>> start Dataset
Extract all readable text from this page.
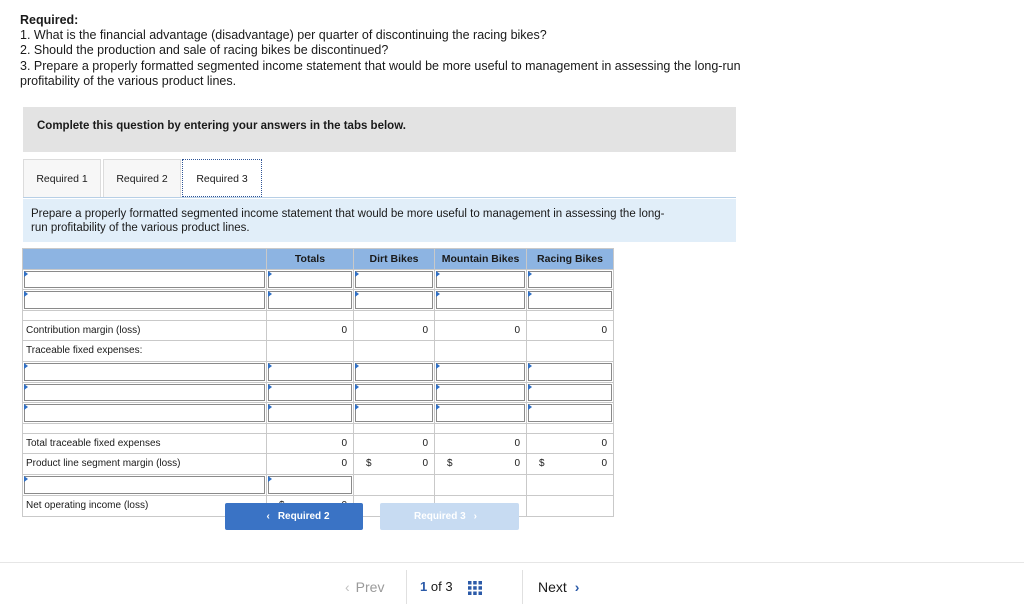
Required:
1. What is the financial advantage (disadvantage) per quarter of discontinuing the racing bikes?
2. Should the production and sale of racing bikes be discontinued?
3. Prepare a properly formatted segmented income statement that would be more useful to management in assessing the long-run
profitability of the various product lines.
Complete this question by entering your answers in the tabs below.
Required 1	Required 2	Required 3
Prepare a properly formatted segmented income statement that would be more useful to management in assessing the long-
run profitability of the various product lines.
Totals	Dirt Bikes	Mountain Bikes	Racing Bikes
Contribution margin (loss)	0	0	0	0
Traceable fixed expenses:
Total traceable fixed expenses	0	0	0	0
Product line segment margin (loss)	0	$	0	$	0	$	0
Net operating income (loss)
‹ Required 2	Required 3 ›
‹ Prev	1 of 3	Next ›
>> end Dataset
Problem requirements -> Omit the pictures and give the material again, exactly and in full.

Solution ->
Extract all readable text from this page.
Required:
1. What is the financial advantage (disadvantage) per quarter of discontinuing the racing bikes?
2. Should the production and sale of racing bikes be discontinued?
3. Prepare a properly formatted segmented income statement that would be more useful to management in assessing the long-run
profitability of the various product lines.
Complete this question by entering your answers in the tabs below.
Required 1	Required 2	Required 3
Prepare a properly formatted segmented income statement that would be more useful to management in assessing the long-
run profitability of the various product lines.
Totals	Dirt Bikes	Mountain Bikes	Racing Bikes
Contribution margin (loss)	0	0	0	0
Traceable fixed expenses:
Total traceable fixed expenses	0	0	0	0
Product line segment margin (loss)	0	$	0	$	0	$	0
Net operating income (loss)
‹ Required 2	Required 3 ›
‹ Prev	1 of 3	Next ›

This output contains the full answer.